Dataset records
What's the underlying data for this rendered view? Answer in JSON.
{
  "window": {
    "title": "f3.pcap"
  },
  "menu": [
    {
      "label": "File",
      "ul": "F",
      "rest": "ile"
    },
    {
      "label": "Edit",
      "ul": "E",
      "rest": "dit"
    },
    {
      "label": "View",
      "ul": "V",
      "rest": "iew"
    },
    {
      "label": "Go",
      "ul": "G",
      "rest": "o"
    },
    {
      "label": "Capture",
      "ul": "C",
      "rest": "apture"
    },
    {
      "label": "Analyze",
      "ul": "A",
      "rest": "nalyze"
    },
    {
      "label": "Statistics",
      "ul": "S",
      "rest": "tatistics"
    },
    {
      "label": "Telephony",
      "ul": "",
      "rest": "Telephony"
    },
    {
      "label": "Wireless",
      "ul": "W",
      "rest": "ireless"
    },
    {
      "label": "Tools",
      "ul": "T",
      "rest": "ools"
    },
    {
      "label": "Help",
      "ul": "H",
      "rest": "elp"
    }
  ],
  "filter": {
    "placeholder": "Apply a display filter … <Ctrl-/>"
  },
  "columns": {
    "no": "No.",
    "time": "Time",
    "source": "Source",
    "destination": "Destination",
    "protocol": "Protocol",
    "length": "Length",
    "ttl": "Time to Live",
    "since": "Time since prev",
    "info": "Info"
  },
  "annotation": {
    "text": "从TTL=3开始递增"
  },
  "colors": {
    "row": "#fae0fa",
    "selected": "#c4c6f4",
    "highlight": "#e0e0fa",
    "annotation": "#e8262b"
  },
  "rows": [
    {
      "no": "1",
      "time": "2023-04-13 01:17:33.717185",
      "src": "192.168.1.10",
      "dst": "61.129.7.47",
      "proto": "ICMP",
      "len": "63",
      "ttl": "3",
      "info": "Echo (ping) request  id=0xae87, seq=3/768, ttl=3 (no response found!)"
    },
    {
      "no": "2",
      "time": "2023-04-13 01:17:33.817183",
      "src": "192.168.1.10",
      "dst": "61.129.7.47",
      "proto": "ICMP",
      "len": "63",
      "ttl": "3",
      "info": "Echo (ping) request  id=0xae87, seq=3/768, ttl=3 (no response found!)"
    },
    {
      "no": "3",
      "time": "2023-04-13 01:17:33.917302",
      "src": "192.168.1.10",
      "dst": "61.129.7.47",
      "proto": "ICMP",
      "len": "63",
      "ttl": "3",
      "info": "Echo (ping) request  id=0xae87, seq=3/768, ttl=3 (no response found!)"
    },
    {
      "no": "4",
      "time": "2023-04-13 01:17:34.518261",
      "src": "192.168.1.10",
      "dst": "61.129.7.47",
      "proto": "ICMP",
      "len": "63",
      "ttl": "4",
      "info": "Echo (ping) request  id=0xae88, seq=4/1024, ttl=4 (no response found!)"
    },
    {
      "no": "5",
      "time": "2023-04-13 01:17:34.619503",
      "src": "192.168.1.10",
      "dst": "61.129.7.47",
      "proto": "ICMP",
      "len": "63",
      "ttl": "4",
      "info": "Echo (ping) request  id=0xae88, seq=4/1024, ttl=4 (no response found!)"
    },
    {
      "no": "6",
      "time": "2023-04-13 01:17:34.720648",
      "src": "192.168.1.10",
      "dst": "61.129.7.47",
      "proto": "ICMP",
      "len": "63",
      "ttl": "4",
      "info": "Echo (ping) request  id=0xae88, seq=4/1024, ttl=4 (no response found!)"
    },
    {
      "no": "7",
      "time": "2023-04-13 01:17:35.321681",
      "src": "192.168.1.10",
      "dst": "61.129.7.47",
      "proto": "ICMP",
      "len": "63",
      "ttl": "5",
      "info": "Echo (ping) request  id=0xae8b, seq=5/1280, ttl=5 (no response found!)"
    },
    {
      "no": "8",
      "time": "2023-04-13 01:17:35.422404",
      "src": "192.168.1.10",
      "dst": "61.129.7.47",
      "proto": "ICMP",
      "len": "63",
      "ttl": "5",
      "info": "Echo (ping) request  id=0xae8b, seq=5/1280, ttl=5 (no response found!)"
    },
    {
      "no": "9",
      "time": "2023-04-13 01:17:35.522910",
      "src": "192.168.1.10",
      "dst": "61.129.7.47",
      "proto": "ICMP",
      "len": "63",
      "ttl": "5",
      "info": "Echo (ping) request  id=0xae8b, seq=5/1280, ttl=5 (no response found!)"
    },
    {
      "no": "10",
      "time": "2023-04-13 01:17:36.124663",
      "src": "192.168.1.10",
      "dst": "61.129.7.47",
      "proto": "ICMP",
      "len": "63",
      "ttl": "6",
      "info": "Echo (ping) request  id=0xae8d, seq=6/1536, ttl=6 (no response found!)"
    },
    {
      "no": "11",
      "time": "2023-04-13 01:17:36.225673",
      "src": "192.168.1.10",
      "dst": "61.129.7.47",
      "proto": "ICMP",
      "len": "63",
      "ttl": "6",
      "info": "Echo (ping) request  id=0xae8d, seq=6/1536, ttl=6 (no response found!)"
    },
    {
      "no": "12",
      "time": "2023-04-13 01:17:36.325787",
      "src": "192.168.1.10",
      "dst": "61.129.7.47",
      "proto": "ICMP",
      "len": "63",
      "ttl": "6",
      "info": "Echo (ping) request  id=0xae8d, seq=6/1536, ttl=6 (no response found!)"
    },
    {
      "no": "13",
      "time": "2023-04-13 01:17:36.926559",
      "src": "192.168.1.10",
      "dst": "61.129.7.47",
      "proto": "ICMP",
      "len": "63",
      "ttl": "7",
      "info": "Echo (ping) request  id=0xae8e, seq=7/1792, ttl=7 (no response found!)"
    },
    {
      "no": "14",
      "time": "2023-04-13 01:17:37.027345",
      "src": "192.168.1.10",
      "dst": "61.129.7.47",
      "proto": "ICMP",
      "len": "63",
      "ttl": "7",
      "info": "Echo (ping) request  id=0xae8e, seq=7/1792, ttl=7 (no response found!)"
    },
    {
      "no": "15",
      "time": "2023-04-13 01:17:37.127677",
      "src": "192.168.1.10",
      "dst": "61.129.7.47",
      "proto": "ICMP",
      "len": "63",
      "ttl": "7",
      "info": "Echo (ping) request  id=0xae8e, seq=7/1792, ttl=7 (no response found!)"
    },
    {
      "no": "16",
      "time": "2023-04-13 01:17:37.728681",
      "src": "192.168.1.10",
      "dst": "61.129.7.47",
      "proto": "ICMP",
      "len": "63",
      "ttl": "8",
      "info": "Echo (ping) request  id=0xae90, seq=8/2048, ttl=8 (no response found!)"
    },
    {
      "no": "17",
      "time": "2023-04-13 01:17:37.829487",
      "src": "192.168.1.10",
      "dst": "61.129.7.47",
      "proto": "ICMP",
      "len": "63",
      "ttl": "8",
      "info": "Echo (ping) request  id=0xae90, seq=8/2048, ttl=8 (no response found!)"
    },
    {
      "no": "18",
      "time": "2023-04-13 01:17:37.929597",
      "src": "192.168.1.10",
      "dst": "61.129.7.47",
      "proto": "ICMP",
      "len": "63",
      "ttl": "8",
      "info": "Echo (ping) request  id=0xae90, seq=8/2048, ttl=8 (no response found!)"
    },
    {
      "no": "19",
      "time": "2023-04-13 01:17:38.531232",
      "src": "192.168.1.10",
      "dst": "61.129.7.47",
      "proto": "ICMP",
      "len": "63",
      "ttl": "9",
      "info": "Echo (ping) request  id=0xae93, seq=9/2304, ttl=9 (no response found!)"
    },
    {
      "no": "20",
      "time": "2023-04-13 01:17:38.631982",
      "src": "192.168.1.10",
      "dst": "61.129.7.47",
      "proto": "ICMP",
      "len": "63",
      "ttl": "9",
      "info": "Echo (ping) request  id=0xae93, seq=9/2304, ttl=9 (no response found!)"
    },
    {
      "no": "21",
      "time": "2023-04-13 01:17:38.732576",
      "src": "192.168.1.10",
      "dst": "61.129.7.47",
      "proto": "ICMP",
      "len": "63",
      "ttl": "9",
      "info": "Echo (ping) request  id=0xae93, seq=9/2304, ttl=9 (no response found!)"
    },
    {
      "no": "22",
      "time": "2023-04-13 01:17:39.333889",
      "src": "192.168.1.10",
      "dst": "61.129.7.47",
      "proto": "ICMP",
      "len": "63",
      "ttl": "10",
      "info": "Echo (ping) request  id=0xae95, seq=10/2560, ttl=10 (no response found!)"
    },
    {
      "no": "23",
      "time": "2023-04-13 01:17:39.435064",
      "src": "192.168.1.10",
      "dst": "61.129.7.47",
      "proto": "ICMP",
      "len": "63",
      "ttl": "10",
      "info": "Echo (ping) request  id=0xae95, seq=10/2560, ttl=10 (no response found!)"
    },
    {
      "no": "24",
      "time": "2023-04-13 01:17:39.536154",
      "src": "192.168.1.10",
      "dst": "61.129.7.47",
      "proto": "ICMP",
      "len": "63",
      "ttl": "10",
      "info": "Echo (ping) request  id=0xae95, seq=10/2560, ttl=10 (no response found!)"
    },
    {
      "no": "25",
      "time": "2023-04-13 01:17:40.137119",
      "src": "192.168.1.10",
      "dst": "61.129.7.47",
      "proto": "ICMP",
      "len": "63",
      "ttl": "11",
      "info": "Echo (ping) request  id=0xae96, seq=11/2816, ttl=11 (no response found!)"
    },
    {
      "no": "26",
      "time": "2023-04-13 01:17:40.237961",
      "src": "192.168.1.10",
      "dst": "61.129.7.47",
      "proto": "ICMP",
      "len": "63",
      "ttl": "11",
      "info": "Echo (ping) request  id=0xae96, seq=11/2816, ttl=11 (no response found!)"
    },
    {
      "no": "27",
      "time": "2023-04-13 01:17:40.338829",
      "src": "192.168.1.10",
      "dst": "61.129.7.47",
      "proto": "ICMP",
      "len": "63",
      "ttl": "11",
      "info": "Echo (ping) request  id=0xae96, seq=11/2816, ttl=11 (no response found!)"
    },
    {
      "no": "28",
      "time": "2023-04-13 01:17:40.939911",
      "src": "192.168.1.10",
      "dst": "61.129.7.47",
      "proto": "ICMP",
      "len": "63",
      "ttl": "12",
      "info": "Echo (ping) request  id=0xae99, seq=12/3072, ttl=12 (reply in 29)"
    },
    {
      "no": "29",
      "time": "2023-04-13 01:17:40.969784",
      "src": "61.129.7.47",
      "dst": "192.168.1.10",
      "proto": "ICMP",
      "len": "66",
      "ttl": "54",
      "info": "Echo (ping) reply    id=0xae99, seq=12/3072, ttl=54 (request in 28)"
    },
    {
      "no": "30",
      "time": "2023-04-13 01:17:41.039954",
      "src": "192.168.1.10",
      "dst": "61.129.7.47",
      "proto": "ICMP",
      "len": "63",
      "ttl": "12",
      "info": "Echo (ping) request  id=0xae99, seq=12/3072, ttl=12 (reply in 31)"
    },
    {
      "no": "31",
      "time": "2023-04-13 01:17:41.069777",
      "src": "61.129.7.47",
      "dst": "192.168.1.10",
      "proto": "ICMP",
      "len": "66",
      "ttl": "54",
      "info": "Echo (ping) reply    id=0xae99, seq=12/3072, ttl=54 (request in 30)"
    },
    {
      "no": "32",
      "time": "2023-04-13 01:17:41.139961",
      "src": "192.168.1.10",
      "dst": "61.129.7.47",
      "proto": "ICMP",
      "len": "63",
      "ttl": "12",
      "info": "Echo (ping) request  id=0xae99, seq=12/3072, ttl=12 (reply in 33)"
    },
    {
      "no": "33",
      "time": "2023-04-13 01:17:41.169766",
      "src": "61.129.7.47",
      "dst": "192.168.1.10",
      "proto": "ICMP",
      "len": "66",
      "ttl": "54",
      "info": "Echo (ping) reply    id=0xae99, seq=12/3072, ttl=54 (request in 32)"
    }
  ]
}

→ What to produce: Scan the listing above and identify each line holding the string "label"; copy every such line.

→ Response below:
      "label": "File",
      "label": "Edit",
      "label": "View",
      "label": "Go",
      "label": "Capture",
      "label": "Analyze",
      "label": "Statistics",
      "label": "Telephony",
      "label": "Wireless",
      "label": "Tools",
      "label": "Help",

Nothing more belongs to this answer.